» **Set exercise**: Copy all of the rows below word for word, with no changes.

» **Supplied records**:
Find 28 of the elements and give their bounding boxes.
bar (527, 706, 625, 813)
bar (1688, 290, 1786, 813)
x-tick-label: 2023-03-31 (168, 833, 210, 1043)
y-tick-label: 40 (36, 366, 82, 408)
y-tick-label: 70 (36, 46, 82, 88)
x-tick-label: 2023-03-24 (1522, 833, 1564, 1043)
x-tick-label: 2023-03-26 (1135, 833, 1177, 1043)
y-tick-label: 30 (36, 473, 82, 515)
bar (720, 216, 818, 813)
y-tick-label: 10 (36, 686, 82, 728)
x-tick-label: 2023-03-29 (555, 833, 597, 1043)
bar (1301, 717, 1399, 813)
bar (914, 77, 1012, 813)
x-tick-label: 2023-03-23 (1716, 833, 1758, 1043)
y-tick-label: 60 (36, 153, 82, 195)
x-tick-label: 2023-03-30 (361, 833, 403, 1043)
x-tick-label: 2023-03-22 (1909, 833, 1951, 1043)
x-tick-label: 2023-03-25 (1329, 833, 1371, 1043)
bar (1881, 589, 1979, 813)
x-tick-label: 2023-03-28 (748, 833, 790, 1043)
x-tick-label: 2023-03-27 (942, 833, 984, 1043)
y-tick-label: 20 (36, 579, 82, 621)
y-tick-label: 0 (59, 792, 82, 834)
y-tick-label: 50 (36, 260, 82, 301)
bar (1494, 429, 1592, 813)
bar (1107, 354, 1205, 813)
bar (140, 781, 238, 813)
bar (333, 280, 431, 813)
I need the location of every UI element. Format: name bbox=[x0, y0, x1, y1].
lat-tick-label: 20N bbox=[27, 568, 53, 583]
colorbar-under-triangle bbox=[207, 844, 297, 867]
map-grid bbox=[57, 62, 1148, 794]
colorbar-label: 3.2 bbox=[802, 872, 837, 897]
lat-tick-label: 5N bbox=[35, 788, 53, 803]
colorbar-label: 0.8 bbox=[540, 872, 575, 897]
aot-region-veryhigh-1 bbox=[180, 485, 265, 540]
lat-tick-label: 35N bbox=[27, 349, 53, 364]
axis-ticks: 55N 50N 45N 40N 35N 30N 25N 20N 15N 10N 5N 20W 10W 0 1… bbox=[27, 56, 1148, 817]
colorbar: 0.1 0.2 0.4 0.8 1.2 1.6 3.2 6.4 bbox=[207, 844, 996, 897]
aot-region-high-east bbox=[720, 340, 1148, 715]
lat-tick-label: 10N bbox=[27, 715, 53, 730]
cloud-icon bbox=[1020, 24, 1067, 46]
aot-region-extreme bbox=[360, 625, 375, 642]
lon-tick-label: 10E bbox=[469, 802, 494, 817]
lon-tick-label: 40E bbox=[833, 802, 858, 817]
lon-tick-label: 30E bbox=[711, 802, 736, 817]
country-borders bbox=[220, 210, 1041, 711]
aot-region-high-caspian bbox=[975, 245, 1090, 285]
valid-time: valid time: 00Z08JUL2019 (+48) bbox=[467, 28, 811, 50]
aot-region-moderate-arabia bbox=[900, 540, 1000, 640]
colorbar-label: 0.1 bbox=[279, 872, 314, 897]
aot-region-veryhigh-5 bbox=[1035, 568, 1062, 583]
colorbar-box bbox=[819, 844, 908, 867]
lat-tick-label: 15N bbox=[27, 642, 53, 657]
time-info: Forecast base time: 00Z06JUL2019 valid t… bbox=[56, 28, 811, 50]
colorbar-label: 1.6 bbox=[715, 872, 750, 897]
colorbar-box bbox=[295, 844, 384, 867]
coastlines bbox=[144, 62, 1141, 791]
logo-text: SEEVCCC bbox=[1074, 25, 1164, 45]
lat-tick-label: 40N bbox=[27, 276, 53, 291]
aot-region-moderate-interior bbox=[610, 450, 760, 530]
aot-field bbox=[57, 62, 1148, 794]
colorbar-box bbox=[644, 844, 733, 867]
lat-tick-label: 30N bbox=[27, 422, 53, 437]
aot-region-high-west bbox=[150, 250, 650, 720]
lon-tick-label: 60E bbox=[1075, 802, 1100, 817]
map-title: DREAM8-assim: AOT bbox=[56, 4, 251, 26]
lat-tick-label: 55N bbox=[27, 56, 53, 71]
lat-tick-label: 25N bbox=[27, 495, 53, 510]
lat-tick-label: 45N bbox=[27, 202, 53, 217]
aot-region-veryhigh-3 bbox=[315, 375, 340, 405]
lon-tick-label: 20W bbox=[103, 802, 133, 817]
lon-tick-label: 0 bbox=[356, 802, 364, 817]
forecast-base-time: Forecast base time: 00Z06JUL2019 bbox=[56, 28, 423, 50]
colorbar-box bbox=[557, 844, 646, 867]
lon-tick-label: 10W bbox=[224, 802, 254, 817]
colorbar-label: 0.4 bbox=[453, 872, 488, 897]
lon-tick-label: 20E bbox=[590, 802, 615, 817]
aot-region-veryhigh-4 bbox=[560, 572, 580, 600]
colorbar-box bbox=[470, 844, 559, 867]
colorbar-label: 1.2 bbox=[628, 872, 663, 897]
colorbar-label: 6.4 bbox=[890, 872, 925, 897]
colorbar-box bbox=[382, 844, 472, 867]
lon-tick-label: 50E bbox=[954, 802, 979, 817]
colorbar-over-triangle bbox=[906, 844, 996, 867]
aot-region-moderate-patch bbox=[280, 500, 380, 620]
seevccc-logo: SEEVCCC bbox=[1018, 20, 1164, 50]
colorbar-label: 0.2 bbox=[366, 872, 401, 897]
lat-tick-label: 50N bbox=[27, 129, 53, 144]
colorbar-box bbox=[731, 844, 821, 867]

» **Finished answer**:
Find 28 of the elements and give their bounding boxes.
bar (527, 706, 625, 813)
bar (1688, 290, 1786, 813)
x-tick-label: 2023-03-31 (168, 833, 210, 1043)
y-tick-label: 40 (36, 366, 82, 408)
y-tick-label: 70 (36, 46, 82, 88)
x-tick-label: 2023-03-24 (1522, 833, 1564, 1043)
x-tick-label: 2023-03-26 (1135, 833, 1177, 1043)
y-tick-label: 30 (36, 473, 82, 515)
bar (720, 216, 818, 813)
y-tick-label: 10 (36, 686, 82, 728)
x-tick-label: 2023-03-29 (555, 833, 597, 1043)
bar (1301, 717, 1399, 813)
bar (914, 77, 1012, 813)
x-tick-label: 2023-03-23 (1716, 833, 1758, 1043)
y-tick-label: 60 (36, 153, 82, 195)
x-tick-label: 2023-03-30 (361, 833, 403, 1043)
x-tick-label: 2023-03-22 (1909, 833, 1951, 1043)
x-tick-label: 2023-03-25 (1329, 833, 1371, 1043)
bar (1881, 589, 1979, 813)
x-tick-label: 2023-03-28 (748, 833, 790, 1043)
x-tick-label: 2023-03-27 (942, 833, 984, 1043)
y-tick-label: 20 (36, 579, 82, 621)
y-tick-label: 0 (59, 792, 82, 834)
y-tick-label: 50 (36, 260, 82, 301)
bar (1494, 429, 1592, 813)
bar (1107, 354, 1205, 813)
bar (140, 781, 238, 813)
bar (333, 280, 431, 813)
I need the location of every UI element. Format: name bbox=[x0, y0, x1, y1].
lat-tick-label: 20N bbox=[27, 568, 53, 583]
colorbar-under-triangle bbox=[207, 844, 297, 867]
map-grid bbox=[57, 62, 1148, 794]
colorbar-label: 3.2 bbox=[802, 872, 837, 897]
lat-tick-label: 5N bbox=[35, 788, 53, 803]
colorbar-label: 0.8 bbox=[540, 872, 575, 897]
aot-region-veryhigh-1 bbox=[180, 485, 265, 540]
lat-tick-label: 35N bbox=[27, 349, 53, 364]
axis-ticks: 55N 50N 45N 40N 35N 30N 25N 20N 15N 10N 5N 20W 10W 0 1… bbox=[27, 56, 1148, 817]
colorbar: 0.1 0.2 0.4 0.8 1.2 1.6 3.2 6.4 bbox=[207, 844, 996, 897]
aot-region-high-east bbox=[720, 340, 1148, 715]
lat-tick-label: 10N bbox=[27, 715, 53, 730]
cloud-icon bbox=[1020, 24, 1067, 46]
aot-region-extreme bbox=[360, 625, 375, 642]
lon-tick-label: 10E bbox=[469, 802, 494, 817]
lon-tick-label: 40E bbox=[833, 802, 858, 817]
lon-tick-label: 30E bbox=[711, 802, 736, 817]
country-borders bbox=[220, 210, 1041, 711]
aot-region-high-caspian bbox=[975, 245, 1090, 285]
valid-time: valid time: 00Z08JUL2019 (+48) bbox=[467, 28, 811, 50]
aot-region-moderate-arabia bbox=[900, 540, 1000, 640]
colorbar-label: 0.1 bbox=[279, 872, 314, 897]
aot-region-veryhigh-5 bbox=[1035, 568, 1062, 583]
colorbar-box bbox=[819, 844, 908, 867]
lat-tick-label: 15N bbox=[27, 642, 53, 657]
time-info: Forecast base time: 00Z06JUL2019 valid t… bbox=[56, 28, 811, 50]
colorbar-label: 1.6 bbox=[715, 872, 750, 897]
colorbar-box bbox=[295, 844, 384, 867]
coastlines bbox=[144, 62, 1141, 791]
logo-text: SEEVCCC bbox=[1074, 25, 1164, 45]
lat-tick-label: 40N bbox=[27, 276, 53, 291]
aot-region-moderate-interior bbox=[610, 450, 760, 530]
aot-field bbox=[57, 62, 1148, 794]
colorbar-box bbox=[644, 844, 733, 867]
lat-tick-label: 30N bbox=[27, 422, 53, 437]
aot-region-high-west bbox=[150, 250, 650, 720]
lon-tick-label: 60E bbox=[1075, 802, 1100, 817]
map-title: DREAM8-assim: AOT bbox=[56, 4, 251, 26]
lat-tick-label: 55N bbox=[27, 56, 53, 71]
lat-tick-label: 25N bbox=[27, 495, 53, 510]
lat-tick-label: 45N bbox=[27, 202, 53, 217]
aot-region-veryhigh-3 bbox=[315, 375, 340, 405]
lon-tick-label: 20W bbox=[103, 802, 133, 817]
lon-tick-label: 0 bbox=[356, 802, 364, 817]
forecast-base-time: Forecast base time: 00Z06JUL2019 bbox=[56, 28, 423, 50]
colorbar-box bbox=[557, 844, 646, 867]
lon-tick-label: 10W bbox=[224, 802, 254, 817]
colorbar-label: 0.4 bbox=[453, 872, 488, 897]
lon-tick-label: 20E bbox=[590, 802, 615, 817]
aot-region-veryhigh-4 bbox=[560, 572, 580, 600]
colorbar-box bbox=[470, 844, 559, 867]
colorbar-label: 1.2 bbox=[628, 872, 663, 897]
colorbar-label: 6.4 bbox=[890, 872, 925, 897]
colorbar-box bbox=[382, 844, 472, 867]
lon-tick-label: 50E bbox=[954, 802, 979, 817]
colorbar-over-triangle bbox=[906, 844, 996, 867]
aot-region-moderate-patch bbox=[280, 500, 380, 620]
seevccc-logo: SEEVCCC bbox=[1018, 20, 1164, 50]
colorbar-label: 0.2 bbox=[366, 872, 401, 897]
lat-tick-label: 50N bbox=[27, 129, 53, 144]
colorbar-box bbox=[731, 844, 821, 867]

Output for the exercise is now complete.